- TEXT SECTION -
Seriously? It’s the Second Day of School!

August 21, 2012 7 comments

Just the other day I laid forth some hopes and expectations I have for this school year.  So far, so good.  The kids seem to have really good, engaging teachers.  I have not had to be involved in any projects thus far.   Their classes seem like they’ll be challenging.  And a teacher promptly responded to my email to answer my question about a ridiculous rule.

So why am I writing about school again?  Because a teacher promptly answered my email to answer my question about a ridiculous rule.  It’s the second day of school, y’all.  Why is this starting already?  I need a good couple of months to establish myself as a helpful and concerned parent before I set the crazy loose.  This is not. cool.

Here’s the deal.  My son’s grade changes classes throughout the day as a group.  They go to homeroom and have English.  Then they march across the hall for Reading, the off to Science and so on.  The problem?  They’re required to leave their backpacks, and therefore all their personal belongings, in the homeroom classroom while they’re gone.  And while other classes stream in and out of that classroom.  There are no lockers.  There are hooks on the wall.  There are rooms full of wily ten-year-olds who might just decide to see what’s in this backpack here.  Oh, we’ve been in this place before.  I’ve already won this battle.  Five years ago my daughter had an MP3 player stolen out of her backpack in this exact scenario.  A friendly conversation with the principal resulted in me getting my way a re-evaluation of this policy.  So now why do I have to do this again?!

I know that my kids shouldn’t have a bunch of personal junk in their backpacks.  I also know that they don’t come straight home after school, so anything they’re going to need after school needs to also be with them at school.  I don’t think it’s unreasonable for me to expect that I can put their crap in their backpacks and have it remain in their possession throughout the day.  I don’t think I should have to think about who might be rifling through their stuff.  I was informed that this practice saves time when the kids change classes.  Yeah, I can see that.  It doesn’t change the very high level of outrage discomfort I have with the practice.  So, I asked politely and I still can’t get no satisfaction. (that’s not a double negative. It’s a hat-tip to the Stones.)  Alrighty.  On to step two.  Step two is still in development, pending a solution for keeping the crazy reined in.

But wait, there’s more.  That’s just the elementary school!  Wait til you hear what the middle school has cooked up!

- RECORDED DATA -

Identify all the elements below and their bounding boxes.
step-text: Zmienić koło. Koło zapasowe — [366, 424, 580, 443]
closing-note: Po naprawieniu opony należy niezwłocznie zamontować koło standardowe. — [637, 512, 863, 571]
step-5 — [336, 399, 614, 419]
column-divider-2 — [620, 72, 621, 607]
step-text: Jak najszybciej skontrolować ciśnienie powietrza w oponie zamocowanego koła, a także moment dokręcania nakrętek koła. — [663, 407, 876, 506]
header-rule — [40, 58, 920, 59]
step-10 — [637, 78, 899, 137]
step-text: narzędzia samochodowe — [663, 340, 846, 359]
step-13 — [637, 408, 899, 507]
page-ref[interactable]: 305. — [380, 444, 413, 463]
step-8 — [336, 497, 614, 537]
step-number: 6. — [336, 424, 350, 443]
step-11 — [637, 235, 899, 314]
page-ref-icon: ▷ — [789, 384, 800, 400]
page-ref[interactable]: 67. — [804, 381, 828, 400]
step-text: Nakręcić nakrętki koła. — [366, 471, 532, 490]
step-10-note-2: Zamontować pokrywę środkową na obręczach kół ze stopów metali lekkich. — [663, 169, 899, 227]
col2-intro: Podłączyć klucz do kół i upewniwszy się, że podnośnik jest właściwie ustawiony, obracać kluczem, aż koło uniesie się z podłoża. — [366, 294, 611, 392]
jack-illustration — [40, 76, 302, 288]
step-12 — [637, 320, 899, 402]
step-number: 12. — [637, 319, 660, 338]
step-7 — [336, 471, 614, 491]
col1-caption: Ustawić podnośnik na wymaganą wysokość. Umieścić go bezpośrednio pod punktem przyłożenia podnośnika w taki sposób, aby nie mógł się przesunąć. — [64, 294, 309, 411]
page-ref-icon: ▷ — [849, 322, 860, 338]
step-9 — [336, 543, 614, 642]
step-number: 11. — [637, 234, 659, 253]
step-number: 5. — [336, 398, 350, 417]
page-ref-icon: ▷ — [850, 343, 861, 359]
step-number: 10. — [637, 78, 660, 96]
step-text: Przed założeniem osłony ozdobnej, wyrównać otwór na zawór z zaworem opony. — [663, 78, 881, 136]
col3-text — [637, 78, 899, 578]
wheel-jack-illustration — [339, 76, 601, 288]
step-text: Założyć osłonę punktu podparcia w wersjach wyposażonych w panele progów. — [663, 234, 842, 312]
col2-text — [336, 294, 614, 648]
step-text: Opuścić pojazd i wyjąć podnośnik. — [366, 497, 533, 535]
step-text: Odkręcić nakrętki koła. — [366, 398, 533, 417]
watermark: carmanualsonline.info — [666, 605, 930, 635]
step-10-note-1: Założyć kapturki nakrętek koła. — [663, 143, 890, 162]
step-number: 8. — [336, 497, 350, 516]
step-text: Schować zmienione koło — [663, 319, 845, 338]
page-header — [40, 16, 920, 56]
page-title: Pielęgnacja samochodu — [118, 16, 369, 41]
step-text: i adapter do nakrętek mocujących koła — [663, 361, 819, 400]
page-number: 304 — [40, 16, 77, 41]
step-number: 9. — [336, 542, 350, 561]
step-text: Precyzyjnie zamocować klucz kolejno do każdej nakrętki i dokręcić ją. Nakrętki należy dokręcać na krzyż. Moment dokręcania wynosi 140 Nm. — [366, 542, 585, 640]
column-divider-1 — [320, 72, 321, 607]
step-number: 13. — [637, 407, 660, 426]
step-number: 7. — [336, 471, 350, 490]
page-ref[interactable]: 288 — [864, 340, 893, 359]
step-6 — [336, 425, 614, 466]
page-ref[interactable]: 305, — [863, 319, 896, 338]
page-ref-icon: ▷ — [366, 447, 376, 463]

- WORK TO COMPLETE -
From the post about the backpack rule, reproduce word for word the passage from "August 21, 2012" to "to my email to answer my question about a ridiculous rule.".

- TASK SOLUTION -
August 21, 2012 7 comments

Just the other day I laid forth some hopes and expectations I have for this school year.  So far, so good.  The kids seem to have really good, engaging teachers.  I have not had to be involved in any projects thus far.   Their classes seem like they’ll be challenging.  And a teacher promptly responded to my email to answer my question about a ridiculous rule.